◆ **DATA FOR THIS TASK**:
○ ○ ○ ○
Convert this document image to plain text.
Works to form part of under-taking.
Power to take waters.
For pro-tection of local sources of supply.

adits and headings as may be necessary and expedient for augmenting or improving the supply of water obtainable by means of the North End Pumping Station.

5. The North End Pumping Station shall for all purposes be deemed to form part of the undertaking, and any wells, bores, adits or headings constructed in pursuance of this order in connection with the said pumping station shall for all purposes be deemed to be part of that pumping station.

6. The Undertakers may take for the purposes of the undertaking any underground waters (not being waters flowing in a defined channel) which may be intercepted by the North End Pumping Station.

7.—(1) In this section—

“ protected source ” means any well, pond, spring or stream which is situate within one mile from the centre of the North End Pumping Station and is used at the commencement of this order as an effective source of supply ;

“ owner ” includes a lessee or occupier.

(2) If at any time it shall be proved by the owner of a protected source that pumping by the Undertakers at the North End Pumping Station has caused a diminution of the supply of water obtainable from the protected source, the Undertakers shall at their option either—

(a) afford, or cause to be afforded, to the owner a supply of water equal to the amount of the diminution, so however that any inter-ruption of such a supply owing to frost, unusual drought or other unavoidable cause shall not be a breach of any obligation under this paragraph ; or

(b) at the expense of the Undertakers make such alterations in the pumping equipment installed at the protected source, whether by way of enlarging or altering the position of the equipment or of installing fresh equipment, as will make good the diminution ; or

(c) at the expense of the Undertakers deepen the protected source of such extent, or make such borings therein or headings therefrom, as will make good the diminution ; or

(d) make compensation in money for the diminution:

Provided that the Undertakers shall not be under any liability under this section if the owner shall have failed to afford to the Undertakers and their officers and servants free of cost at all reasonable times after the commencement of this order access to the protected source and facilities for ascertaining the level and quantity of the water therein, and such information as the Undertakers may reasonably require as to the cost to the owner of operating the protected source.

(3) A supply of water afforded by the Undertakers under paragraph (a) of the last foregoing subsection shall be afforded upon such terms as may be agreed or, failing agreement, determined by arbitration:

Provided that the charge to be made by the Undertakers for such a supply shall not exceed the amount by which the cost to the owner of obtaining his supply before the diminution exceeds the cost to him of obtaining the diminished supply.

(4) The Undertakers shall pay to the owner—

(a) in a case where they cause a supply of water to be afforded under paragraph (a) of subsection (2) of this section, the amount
○ ○ ○ ○
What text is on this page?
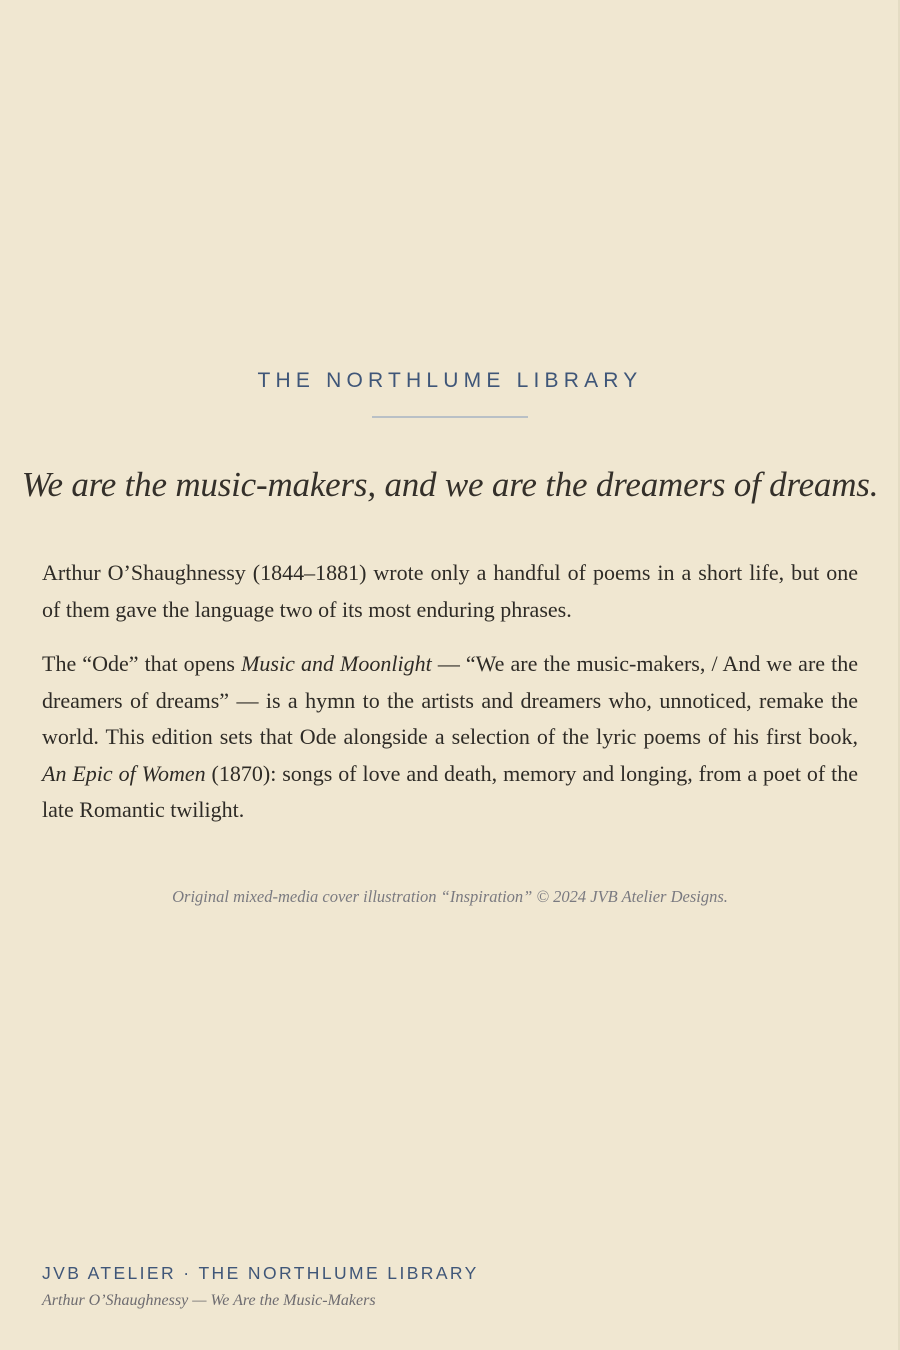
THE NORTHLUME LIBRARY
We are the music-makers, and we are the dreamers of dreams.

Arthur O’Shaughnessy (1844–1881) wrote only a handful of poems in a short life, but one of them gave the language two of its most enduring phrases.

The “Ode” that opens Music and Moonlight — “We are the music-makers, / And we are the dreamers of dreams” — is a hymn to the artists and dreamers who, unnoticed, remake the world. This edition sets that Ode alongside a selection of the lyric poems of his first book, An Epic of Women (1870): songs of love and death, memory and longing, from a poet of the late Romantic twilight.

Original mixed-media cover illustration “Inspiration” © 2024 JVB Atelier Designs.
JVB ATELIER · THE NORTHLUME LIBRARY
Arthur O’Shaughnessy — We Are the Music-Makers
○ ○ ○ ○
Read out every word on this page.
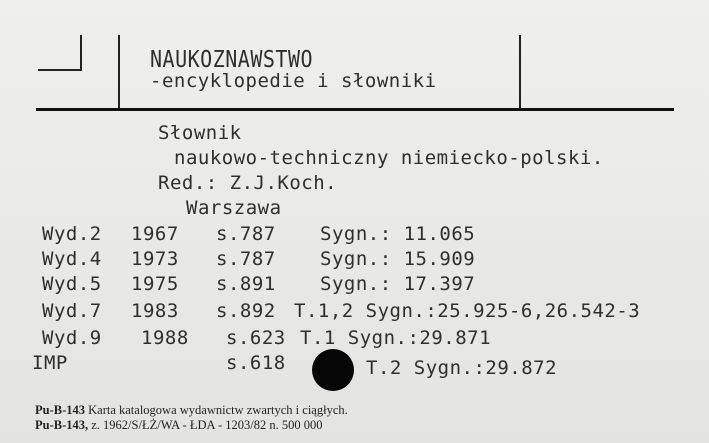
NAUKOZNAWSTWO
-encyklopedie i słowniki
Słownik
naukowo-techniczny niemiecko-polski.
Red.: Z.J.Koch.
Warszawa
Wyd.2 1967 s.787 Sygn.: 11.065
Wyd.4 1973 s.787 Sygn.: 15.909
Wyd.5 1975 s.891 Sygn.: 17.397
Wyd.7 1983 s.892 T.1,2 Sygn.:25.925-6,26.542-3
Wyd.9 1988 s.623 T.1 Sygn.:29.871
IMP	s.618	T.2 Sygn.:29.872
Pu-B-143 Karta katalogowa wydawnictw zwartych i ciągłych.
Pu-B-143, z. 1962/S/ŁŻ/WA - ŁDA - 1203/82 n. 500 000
○ ○ ○ ○
◆ **REQUIREMENTS**: Say, as a single number and nothing more, how many lines of the entries contain the word "Arthur".

◆ **EXERCISE SOLUTION**: 2